[BEGIN Records to use]
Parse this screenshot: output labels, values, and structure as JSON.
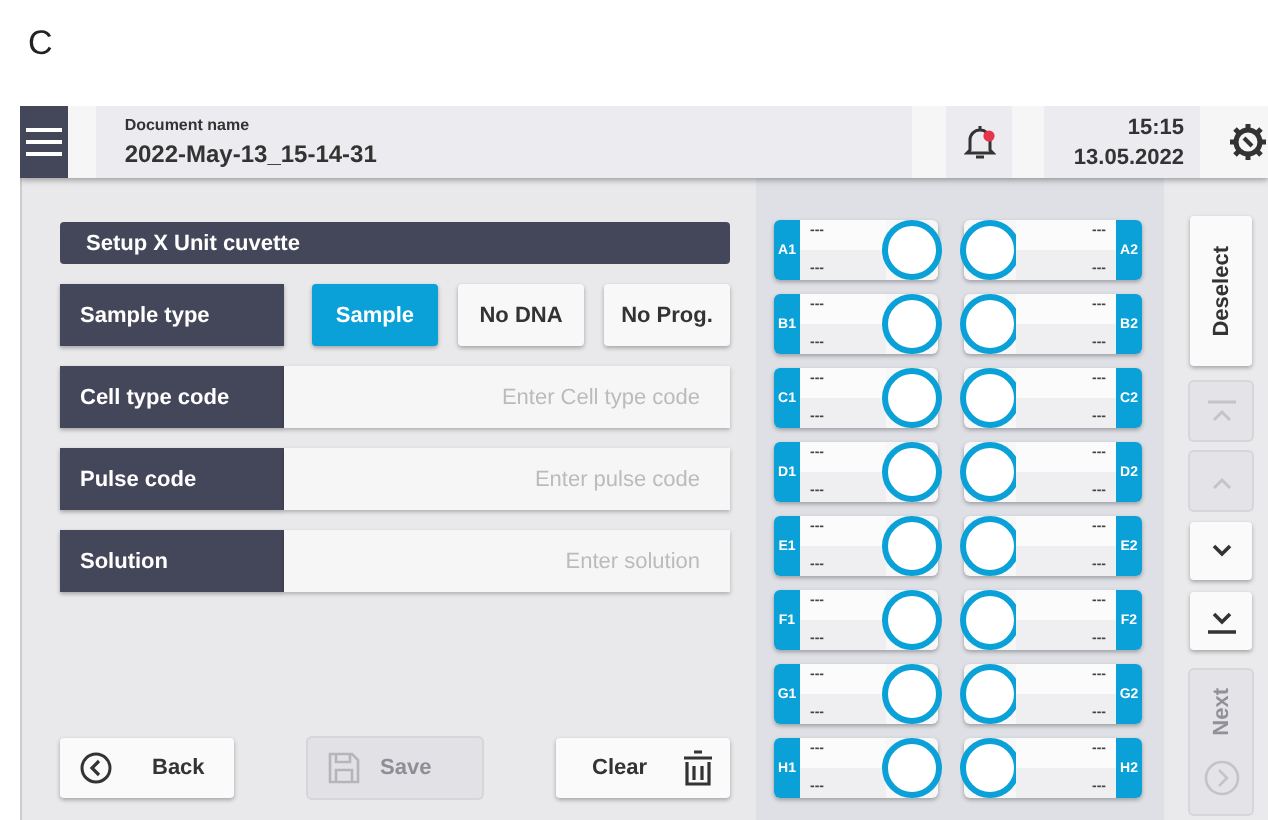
{
  "figure_label": "C",
  "header": {
    "doc_caption": "Document name",
    "doc_name": "2022-May-13_15-14-31",
    "notification": true,
    "time": "15:15",
    "date": "13.05.2022"
  },
  "setup": {
    "title": "Setup X Unit cuvette",
    "sample_type": {
      "label": "Sample type",
      "options": [
        {
          "label": "Sample",
          "selected": true
        },
        {
          "label": "No DNA",
          "selected": false
        },
        {
          "label": "No Prog.",
          "selected": false
        }
      ]
    },
    "fields": [
      {
        "label": "Cell type code",
        "placeholder": "Enter Cell type code"
      },
      {
        "label": "Pulse code",
        "placeholder": "Enter pulse code"
      },
      {
        "label": "Solution",
        "placeholder": "Enter solution"
      }
    ],
    "buttons": [
      {
        "kind": "back",
        "label": "Back",
        "disabled": false
      },
      {
        "kind": "save",
        "label": "Save",
        "disabled": true
      },
      {
        "kind": "clear",
        "label": "Clear",
        "disabled": false
      }
    ]
  },
  "wells": [
    {
      "left": {
        "label": "A1",
        "line_1": "---",
        "line_2": "---"
      },
      "right": {
        "label": "A2",
        "line_1": "---",
        "line_2": "---"
      }
    },
    {
      "left": {
        "label": "B1",
        "line_1": "---",
        "line_2": "---"
      },
      "right": {
        "label": "B2",
        "line_1": "---",
        "line_2": "---"
      }
    },
    {
      "left": {
        "label": "C1",
        "line_1": "---",
        "line_2": "---"
      },
      "right": {
        "label": "C2",
        "line_1": "---",
        "line_2": "---"
      }
    },
    {
      "left": {
        "label": "D1",
        "line_1": "---",
        "line_2": "---"
      },
      "right": {
        "label": "D2",
        "line_1": "---",
        "line_2": "---"
      }
    },
    {
      "left": {
        "label": "E1",
        "line_1": "---",
        "line_2": "---"
      },
      "right": {
        "label": "E2",
        "line_1": "---",
        "line_2": "---"
      }
    },
    {
      "left": {
        "label": "F1",
        "line_1": "---",
        "line_2": "---"
      },
      "right": {
        "label": "F2",
        "line_1": "---",
        "line_2": "---"
      }
    },
    {
      "left": {
        "label": "G1",
        "line_1": "---",
        "line_2": "---"
      },
      "right": {
        "label": "G2",
        "line_1": "---",
        "line_2": "---"
      }
    },
    {
      "left": {
        "label": "H1",
        "line_1": "---",
        "line_2": "---"
      },
      "right": {
        "label": "H2",
        "line_1": "---",
        "line_2": "---"
      }
    }
  ],
  "side": {
    "deselect": "Deselect",
    "nav": [
      {
        "kind": "top",
        "disabled": true
      },
      {
        "kind": "up",
        "disabled": true
      },
      {
        "kind": "down",
        "disabled": false
      },
      {
        "kind": "bottom",
        "disabled": false
      }
    ],
    "next": {
      "label": "Next",
      "disabled": true
    }
  }
}
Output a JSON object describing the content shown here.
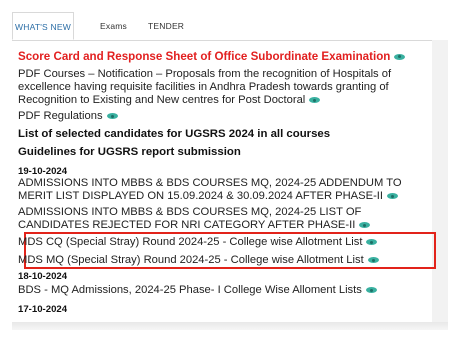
{
  "tabs": {
    "whats_new": "WHAT'S NEW",
    "exams": "Exams",
    "tender": "TENDER"
  },
  "items": {
    "i1": "Score Card and Response Sheet of Office Subordinate Examination",
    "i2": "PDF Courses – Notification – Proposals from the recognition of Hospitals of excellence having requisite facilities in Andhra Pradesh towards granting of Recognition to Existing and New centres for Post Doctoral",
    "i3": "PDF Regulations",
    "i4": "List of selected candidates for UGSRS 2024 in all courses",
    "i5": "Guidelines for UGSRS report submission",
    "d1": "19-10-2024",
    "i6": "ADMISSIONS INTO MBBS & BDS COURSES MQ, 2024-25 ADDENDUM TO MERIT LIST DISPLAYED ON 15.09.2024 & 30.09.2024 AFTER PHASE-II",
    "i7": "ADMISSIONS INTO MBBS & BDS COURSES MQ, 2024-25 LIST OF CANDIDATES REJECTED FOR NRI CATEGORY AFTER PHASE-II",
    "i8": "MDS CQ (Special Stray) Round 2024-25 - College wise Allotment List",
    "i9": "MDS MQ (Special Stray) Round 2024-25 - College wise Allotment List",
    "d2": "18-10-2024",
    "i10": "BDS - MQ Admissions, 2024-25 Phase- I College Wise Alloment Lists",
    "d3": "17-10-2024"
  },
  "colors": {
    "accent_red": "#e22020",
    "tab_blue": "#2c6ea6",
    "eye_teal": "#39b0a0"
  }
}
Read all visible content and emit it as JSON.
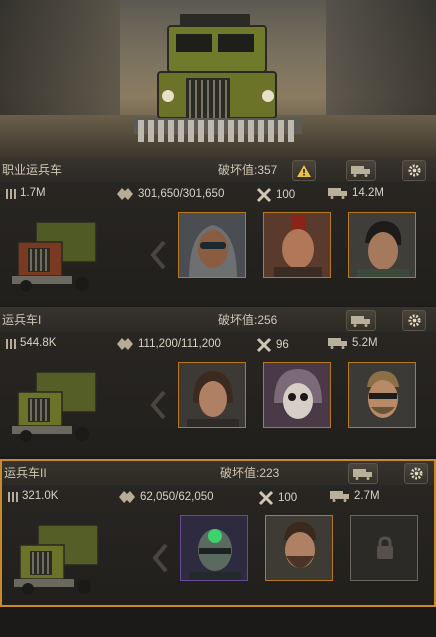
{
  "colors": {
    "accent": "#c98a2c",
    "panel": "#26231f",
    "text": "#cfc6b4"
  },
  "icons": {
    "ammo": "ammo-icon",
    "armor": "armor-shield-icon",
    "repair": "wrench-hammer-icon",
    "cargo": "truck-cargo-icon",
    "alert": "warning-triangle-icon",
    "settings": "gear-icon",
    "lock": "lock-icon"
  },
  "vehicles": [
    {
      "name": "职业运兵车",
      "damage": "破坏值:357",
      "ammo": "1.7M",
      "armor": "301,650/301,650",
      "repair": "100",
      "cargo": "14.2M",
      "warning": true,
      "selected": false,
      "crew": [
        {
          "name": "crew-hood-sunglasses"
        },
        {
          "name": "crew-mohawk"
        },
        {
          "name": "crew-dark-hair"
        }
      ]
    },
    {
      "name": "运兵车I",
      "damage": "破坏值:256",
      "ammo": "544.8K",
      "armor": "111,200/111,200",
      "repair": "96",
      "cargo": "5.2M",
      "warning": false,
      "selected": false,
      "crew": [
        {
          "name": "crew-long-hair"
        },
        {
          "name": "crew-skull-mask"
        },
        {
          "name": "crew-bearded-glasses"
        }
      ]
    },
    {
      "name": "运兵车II",
      "damage": "破坏值:223",
      "ammo": "321.0K",
      "armor": "62,050/62,050",
      "repair": "100",
      "cargo": "2.7M",
      "warning": false,
      "selected": true,
      "crew": [
        {
          "name": "crew-cyborg-green"
        },
        {
          "name": "crew-bearded"
        },
        {
          "name": "locked-slot"
        }
      ]
    }
  ]
}
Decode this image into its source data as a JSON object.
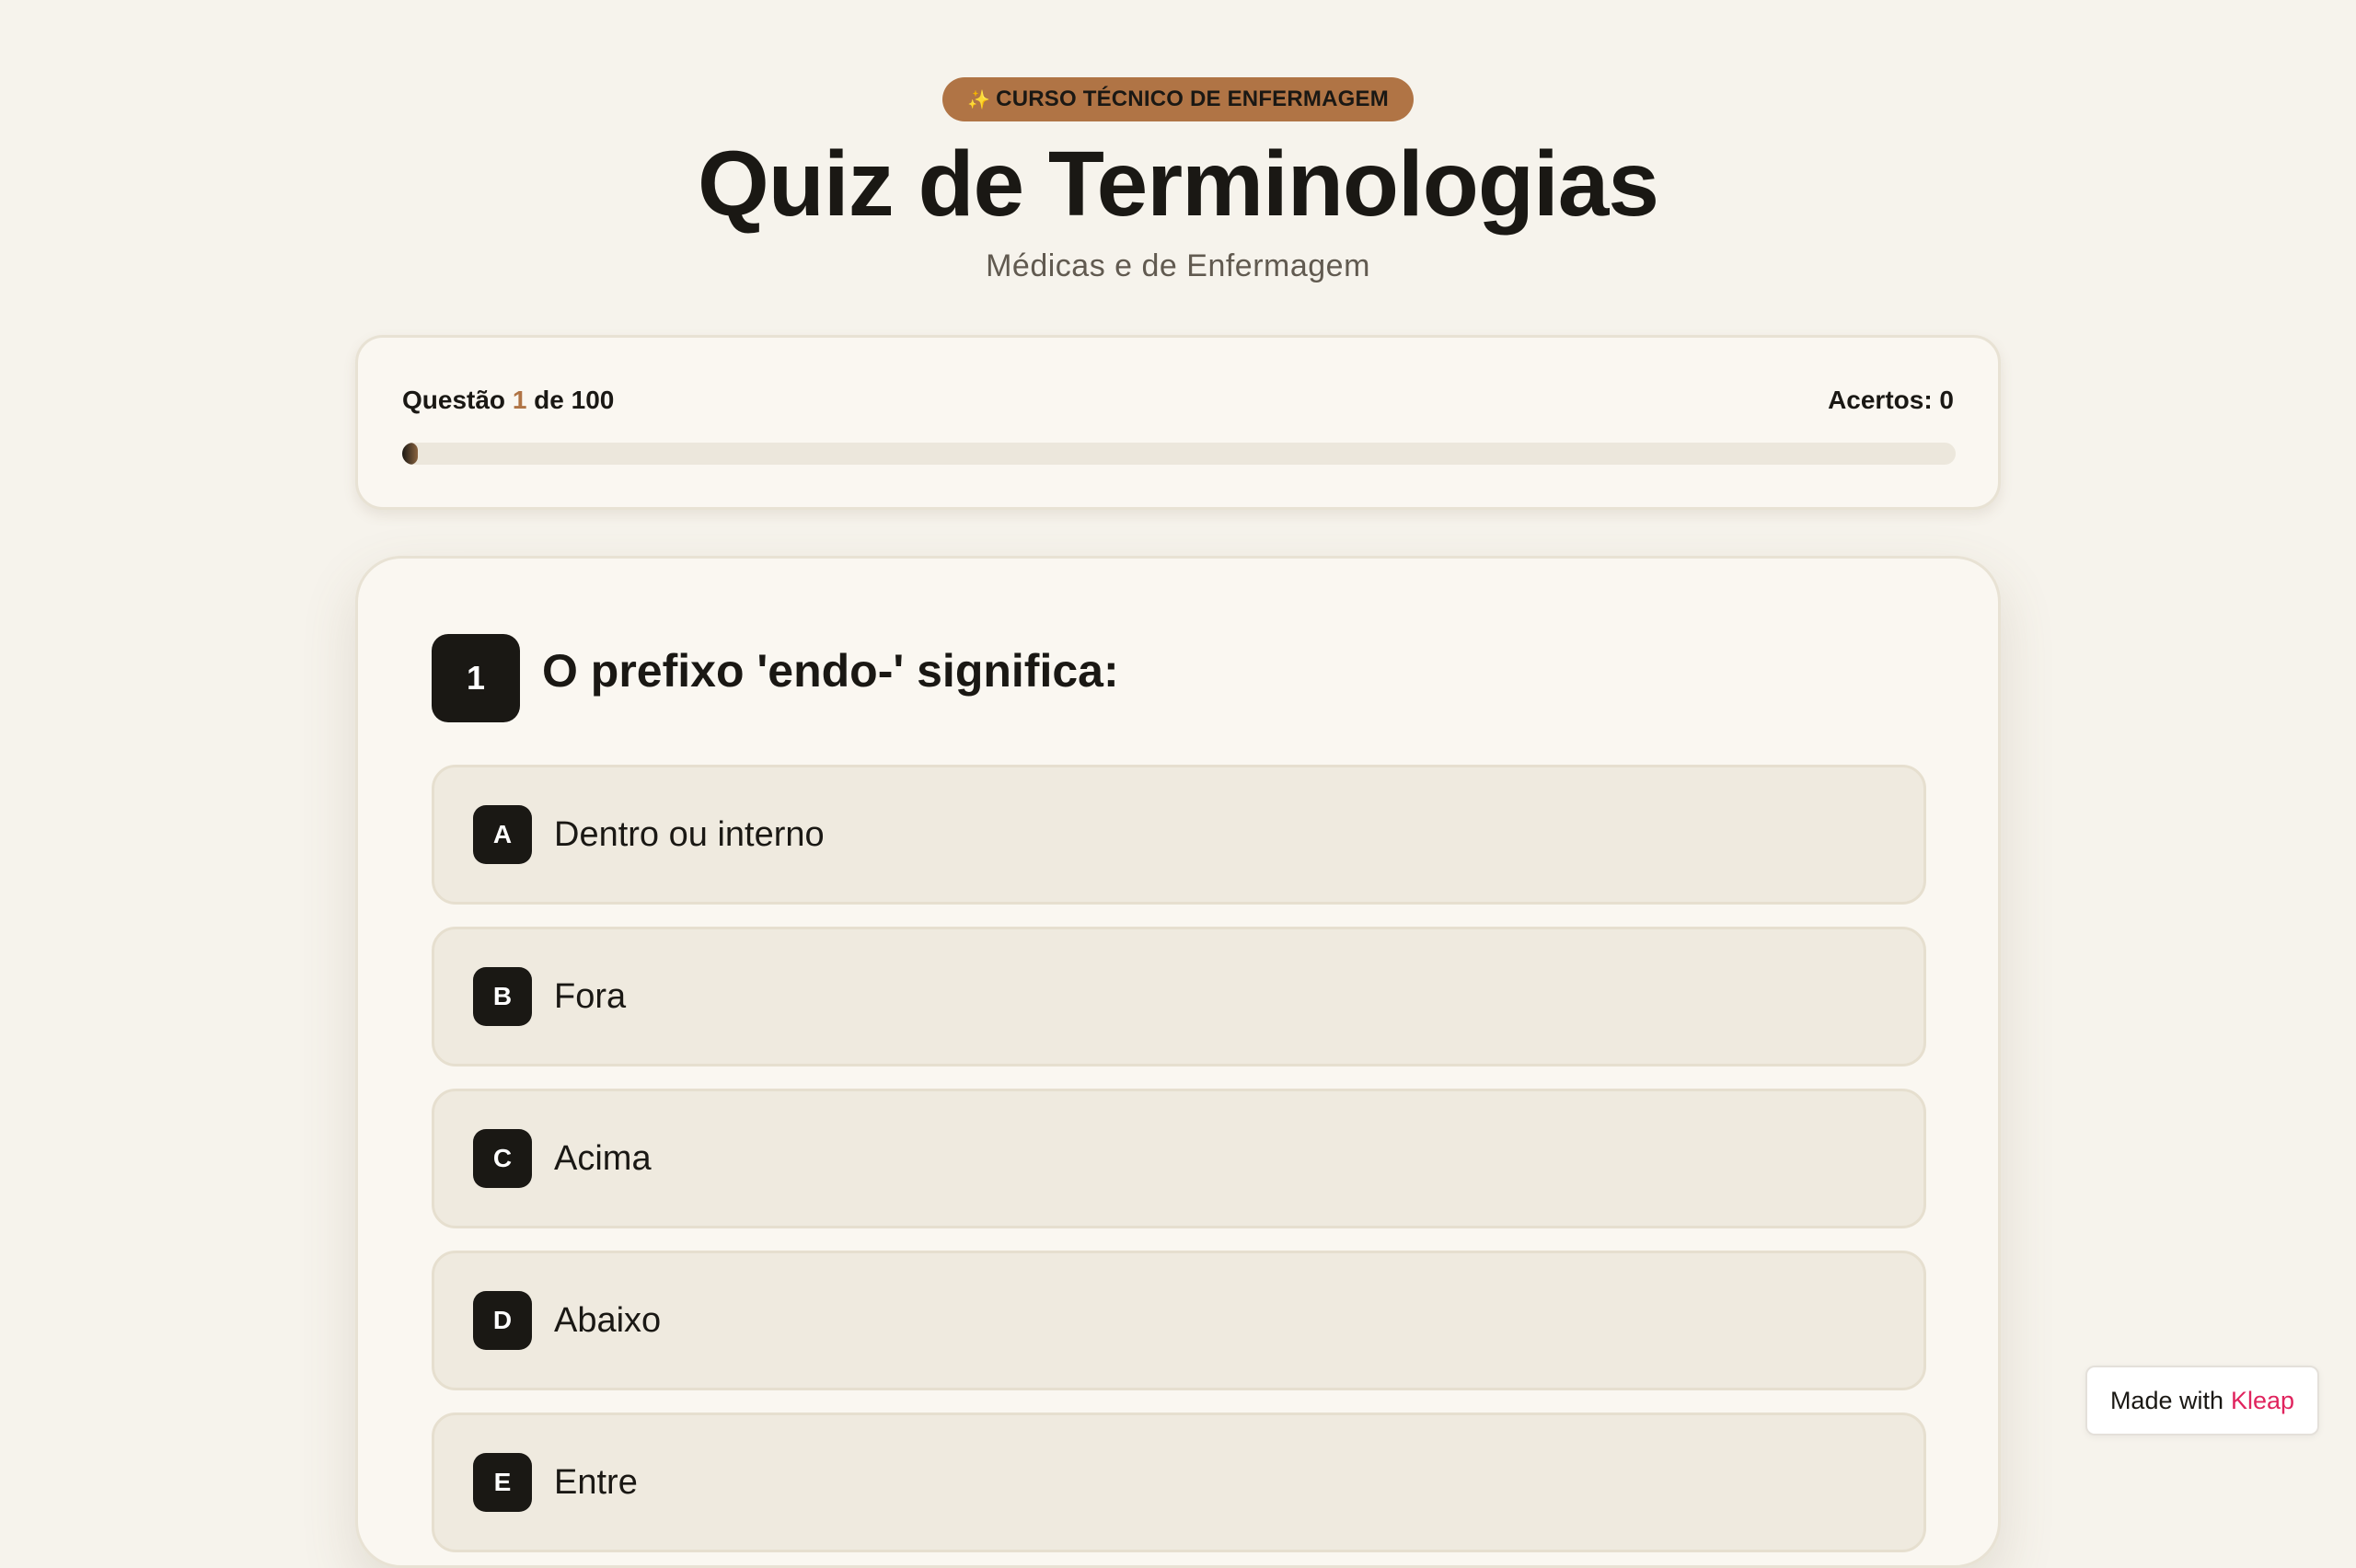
{
  "header": {
    "badge_icon": "sparkle-icon",
    "badge_text": "CURSO TÉCNICO DE ENFERMAGEM",
    "title": "Quiz de Terminologias",
    "subtitle": "Médicas e de Enfermagem"
  },
  "progress": {
    "label_prefix": "Questão",
    "current": "1",
    "label_middle": "de",
    "total": "100",
    "score_label": "Acertos: 0",
    "fraction": 0.01
  },
  "question": {
    "number": "1",
    "text": "O prefixo 'endo-' significa:",
    "options": [
      {
        "letter": "A",
        "text": "Dentro ou interno"
      },
      {
        "letter": "B",
        "text": "Fora"
      },
      {
        "letter": "C",
        "text": "Acima"
      },
      {
        "letter": "D",
        "text": "Abaixo"
      },
      {
        "letter": "E",
        "text": "Entre"
      }
    ]
  },
  "footer": {
    "made_with": "Made with",
    "brand": "Kleap"
  },
  "colors": {
    "background": "#f6f3ec",
    "accent": "#b07445",
    "dark": "#1a1814",
    "brand": "#e0245e"
  }
}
[END Records to use]
## What the task asks:
Pull out all lines in the data above that include "this".

## Complete response:
Parse this screenshot: output labels, values, and structure as JSON.
Decode this image into its source data as a JSON object.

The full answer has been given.